→ **What is asked**:
Find the word "color" in the material below and gather every line that contains it.

→ **Data for the task**:
==*==

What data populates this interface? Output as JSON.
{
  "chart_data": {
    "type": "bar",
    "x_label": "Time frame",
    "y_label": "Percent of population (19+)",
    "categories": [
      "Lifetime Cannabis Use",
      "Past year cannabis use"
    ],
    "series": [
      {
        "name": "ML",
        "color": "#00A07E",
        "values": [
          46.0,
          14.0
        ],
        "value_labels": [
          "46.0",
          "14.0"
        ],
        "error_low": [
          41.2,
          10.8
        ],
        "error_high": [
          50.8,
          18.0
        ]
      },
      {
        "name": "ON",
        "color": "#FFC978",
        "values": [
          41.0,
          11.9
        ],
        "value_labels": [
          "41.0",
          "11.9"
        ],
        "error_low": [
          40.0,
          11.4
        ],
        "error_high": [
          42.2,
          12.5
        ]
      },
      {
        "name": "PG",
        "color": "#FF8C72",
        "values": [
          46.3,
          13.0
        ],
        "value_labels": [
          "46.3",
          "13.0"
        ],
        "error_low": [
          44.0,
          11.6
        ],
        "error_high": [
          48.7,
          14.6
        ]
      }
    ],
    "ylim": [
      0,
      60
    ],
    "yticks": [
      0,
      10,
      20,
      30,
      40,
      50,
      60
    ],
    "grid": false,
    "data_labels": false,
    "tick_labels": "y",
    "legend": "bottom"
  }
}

==*==

→ **Task response**:
        "color": "#00A07E",
        "color": "#FFC978",
        "color": "#FF8C72",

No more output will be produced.